▸ PROBLEM REQUIREMENTS
Extract, from the records beneath this instruction, each line that contains the word "note".

start RECORDS SUPPLIED

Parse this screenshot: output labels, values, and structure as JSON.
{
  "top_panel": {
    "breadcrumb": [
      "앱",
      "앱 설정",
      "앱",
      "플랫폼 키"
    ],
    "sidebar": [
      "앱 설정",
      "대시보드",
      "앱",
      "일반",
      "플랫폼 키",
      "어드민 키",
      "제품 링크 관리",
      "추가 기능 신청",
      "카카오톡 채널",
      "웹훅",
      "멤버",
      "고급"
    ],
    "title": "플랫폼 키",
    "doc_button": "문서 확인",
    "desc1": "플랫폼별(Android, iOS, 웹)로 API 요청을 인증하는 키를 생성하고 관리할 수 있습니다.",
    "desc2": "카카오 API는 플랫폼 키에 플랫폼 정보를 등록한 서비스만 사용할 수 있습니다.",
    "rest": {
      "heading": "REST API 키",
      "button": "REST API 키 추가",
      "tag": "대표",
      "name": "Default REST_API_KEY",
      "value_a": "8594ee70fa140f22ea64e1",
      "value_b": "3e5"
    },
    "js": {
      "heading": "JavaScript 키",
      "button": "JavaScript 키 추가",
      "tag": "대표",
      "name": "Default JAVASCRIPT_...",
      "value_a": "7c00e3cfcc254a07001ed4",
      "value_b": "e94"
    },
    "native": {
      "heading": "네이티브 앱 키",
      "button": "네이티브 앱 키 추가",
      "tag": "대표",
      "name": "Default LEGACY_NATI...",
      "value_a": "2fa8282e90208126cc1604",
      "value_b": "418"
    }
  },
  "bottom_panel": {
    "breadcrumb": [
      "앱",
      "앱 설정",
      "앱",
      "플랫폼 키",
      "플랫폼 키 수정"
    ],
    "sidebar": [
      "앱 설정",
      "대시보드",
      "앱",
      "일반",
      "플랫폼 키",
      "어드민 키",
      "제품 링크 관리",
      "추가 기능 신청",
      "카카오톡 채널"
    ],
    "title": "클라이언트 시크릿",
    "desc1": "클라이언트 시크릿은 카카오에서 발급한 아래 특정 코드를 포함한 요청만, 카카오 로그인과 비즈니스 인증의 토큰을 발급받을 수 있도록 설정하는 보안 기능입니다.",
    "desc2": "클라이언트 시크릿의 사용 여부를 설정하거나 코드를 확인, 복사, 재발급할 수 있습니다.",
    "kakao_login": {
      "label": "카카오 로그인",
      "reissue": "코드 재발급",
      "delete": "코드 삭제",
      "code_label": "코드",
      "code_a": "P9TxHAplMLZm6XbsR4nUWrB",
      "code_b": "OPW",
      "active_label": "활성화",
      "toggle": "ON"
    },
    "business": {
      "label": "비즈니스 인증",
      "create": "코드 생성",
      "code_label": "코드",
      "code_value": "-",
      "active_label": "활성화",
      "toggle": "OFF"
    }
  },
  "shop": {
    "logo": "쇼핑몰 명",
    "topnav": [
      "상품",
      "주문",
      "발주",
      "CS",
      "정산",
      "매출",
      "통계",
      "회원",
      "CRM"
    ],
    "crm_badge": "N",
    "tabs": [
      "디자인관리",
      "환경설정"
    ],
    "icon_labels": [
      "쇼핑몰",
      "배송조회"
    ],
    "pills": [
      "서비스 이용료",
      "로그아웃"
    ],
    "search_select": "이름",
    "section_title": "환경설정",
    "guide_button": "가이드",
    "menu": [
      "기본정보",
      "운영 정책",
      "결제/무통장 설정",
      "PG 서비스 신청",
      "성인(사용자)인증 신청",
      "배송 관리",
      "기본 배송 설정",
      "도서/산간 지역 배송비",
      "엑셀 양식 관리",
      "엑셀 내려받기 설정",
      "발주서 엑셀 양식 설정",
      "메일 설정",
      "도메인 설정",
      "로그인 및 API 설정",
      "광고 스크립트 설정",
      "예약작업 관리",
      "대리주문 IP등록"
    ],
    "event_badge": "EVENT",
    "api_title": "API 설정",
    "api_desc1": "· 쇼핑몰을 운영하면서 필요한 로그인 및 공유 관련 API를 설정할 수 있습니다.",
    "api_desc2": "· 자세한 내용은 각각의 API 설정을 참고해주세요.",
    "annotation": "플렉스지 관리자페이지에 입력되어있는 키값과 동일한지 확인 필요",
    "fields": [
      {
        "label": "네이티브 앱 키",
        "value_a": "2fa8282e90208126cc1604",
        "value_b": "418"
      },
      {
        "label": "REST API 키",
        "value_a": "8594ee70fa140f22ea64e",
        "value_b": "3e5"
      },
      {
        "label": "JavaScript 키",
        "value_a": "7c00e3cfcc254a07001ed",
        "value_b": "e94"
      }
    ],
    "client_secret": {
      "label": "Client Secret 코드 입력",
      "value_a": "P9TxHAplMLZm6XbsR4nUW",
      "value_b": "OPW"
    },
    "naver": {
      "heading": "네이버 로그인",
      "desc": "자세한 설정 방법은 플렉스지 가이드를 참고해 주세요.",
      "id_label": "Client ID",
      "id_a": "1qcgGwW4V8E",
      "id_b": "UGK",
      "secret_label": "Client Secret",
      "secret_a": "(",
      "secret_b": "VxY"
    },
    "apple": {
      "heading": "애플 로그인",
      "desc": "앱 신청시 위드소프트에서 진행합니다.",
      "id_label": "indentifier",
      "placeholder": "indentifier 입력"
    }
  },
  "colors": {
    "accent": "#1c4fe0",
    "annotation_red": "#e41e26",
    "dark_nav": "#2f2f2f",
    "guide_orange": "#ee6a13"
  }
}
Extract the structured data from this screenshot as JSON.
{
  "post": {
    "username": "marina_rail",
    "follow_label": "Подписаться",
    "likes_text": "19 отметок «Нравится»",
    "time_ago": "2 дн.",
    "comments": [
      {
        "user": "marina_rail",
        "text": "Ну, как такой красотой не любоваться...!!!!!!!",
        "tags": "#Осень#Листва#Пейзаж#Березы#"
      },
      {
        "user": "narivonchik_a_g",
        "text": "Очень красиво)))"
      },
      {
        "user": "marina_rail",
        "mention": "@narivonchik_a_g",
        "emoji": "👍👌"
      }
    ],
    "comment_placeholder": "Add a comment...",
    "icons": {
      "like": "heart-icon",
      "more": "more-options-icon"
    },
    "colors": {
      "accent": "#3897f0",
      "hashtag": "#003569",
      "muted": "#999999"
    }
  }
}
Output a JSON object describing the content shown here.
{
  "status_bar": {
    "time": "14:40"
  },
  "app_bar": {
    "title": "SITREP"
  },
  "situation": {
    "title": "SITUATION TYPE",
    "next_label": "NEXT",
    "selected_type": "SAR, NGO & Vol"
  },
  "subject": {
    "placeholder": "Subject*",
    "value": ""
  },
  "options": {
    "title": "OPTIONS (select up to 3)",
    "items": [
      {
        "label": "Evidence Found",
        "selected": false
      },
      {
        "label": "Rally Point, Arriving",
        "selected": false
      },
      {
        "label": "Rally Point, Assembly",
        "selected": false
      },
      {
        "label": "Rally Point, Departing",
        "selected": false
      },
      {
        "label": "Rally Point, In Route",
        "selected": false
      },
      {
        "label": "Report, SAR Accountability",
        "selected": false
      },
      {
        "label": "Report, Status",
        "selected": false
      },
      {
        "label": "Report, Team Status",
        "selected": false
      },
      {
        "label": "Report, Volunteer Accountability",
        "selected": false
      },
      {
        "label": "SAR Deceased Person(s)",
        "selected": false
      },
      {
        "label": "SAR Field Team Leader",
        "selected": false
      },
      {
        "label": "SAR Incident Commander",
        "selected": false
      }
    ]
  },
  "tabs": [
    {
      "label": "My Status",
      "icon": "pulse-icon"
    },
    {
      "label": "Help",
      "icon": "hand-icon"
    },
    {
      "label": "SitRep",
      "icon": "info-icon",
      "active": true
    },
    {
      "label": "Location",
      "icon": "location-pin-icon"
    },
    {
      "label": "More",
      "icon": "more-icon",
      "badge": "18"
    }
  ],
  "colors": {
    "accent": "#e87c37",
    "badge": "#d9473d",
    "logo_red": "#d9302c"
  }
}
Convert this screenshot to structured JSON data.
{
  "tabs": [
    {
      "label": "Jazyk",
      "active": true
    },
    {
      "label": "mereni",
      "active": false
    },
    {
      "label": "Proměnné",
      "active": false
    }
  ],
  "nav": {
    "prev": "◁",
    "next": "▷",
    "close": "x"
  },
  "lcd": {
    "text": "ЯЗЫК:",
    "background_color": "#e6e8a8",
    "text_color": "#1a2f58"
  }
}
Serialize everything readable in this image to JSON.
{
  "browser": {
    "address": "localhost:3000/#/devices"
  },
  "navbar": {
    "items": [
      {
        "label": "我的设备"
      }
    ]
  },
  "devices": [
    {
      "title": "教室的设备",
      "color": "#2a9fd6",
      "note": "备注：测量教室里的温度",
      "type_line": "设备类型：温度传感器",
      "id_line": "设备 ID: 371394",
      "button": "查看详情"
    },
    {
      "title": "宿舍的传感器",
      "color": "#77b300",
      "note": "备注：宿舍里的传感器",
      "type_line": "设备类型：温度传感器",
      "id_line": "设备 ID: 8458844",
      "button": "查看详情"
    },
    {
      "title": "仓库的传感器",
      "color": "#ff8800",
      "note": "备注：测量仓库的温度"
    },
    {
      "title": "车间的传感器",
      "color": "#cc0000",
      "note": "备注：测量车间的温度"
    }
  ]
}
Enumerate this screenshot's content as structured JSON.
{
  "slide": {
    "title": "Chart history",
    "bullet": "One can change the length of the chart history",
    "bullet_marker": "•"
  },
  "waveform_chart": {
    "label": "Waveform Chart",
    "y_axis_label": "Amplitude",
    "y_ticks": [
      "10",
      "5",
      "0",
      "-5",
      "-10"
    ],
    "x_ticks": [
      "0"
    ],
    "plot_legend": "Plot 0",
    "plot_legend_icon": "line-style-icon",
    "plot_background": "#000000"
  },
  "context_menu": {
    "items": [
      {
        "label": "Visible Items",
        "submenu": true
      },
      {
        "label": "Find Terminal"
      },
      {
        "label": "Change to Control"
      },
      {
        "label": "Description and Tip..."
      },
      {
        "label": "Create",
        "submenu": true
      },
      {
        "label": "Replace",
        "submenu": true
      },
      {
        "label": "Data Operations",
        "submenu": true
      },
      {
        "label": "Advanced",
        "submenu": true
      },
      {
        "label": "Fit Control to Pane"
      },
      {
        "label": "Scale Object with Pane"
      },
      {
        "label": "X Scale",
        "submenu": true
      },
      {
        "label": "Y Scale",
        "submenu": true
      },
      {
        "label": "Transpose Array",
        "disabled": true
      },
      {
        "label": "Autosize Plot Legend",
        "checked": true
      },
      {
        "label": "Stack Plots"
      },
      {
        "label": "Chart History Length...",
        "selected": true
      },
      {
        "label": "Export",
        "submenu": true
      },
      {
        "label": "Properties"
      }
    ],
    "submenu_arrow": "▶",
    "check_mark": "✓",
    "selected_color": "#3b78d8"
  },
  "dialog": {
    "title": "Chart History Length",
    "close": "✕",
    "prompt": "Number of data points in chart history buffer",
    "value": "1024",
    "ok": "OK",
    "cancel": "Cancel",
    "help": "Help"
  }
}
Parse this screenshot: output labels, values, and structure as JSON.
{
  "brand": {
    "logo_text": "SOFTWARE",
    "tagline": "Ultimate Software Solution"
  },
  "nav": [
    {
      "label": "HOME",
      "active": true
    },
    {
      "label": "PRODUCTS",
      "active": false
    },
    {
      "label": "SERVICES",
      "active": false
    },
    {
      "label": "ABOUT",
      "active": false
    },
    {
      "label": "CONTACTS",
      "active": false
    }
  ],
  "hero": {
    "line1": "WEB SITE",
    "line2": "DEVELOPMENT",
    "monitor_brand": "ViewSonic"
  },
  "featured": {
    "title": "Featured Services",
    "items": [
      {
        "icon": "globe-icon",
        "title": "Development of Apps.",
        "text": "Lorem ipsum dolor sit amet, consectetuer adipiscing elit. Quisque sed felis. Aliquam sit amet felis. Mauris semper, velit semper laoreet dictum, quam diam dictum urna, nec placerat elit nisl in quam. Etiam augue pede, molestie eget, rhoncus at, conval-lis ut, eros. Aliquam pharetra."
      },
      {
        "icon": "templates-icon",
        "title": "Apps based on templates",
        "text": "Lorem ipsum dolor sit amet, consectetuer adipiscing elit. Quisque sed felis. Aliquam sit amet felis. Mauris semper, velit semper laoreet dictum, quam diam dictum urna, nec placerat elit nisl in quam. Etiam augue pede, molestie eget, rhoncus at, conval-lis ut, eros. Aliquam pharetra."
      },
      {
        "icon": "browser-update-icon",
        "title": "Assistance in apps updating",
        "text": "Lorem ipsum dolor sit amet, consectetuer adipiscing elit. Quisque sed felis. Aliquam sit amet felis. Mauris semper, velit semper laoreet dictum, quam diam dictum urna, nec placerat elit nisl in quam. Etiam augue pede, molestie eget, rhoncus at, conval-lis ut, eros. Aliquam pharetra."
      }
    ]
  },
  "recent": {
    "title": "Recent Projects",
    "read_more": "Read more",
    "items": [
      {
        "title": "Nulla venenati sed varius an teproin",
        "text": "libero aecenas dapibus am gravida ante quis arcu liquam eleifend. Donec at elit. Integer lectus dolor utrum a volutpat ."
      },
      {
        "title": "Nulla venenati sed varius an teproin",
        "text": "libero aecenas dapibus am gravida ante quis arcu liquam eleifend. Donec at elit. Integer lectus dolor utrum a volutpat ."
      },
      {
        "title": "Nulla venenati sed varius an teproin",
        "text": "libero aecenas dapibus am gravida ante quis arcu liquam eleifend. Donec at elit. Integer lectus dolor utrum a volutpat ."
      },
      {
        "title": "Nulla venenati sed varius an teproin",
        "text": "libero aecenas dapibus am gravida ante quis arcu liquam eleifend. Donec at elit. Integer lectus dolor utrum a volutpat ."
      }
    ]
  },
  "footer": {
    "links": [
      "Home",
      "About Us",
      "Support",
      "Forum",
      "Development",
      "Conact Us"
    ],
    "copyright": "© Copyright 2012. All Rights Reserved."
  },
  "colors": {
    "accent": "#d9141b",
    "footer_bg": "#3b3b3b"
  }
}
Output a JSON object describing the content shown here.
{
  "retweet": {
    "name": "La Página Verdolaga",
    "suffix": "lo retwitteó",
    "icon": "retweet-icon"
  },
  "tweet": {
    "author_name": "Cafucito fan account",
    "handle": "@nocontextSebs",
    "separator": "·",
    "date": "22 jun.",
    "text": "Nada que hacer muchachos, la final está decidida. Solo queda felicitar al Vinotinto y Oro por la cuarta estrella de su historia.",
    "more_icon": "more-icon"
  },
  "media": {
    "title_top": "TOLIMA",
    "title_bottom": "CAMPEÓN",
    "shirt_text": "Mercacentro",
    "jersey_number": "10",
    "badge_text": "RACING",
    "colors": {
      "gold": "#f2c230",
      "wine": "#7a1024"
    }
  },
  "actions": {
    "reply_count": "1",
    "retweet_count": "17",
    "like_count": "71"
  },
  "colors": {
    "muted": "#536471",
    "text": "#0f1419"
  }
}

end RECORDS SUPPLIED

▸ COMPLETED TASK
      "note": "备注：测量教室里的温度",
      "note": "备注：宿舍里的传感器",
      "note": "备注：测量仓库的温度"
      "note": "备注：测量车间的温度"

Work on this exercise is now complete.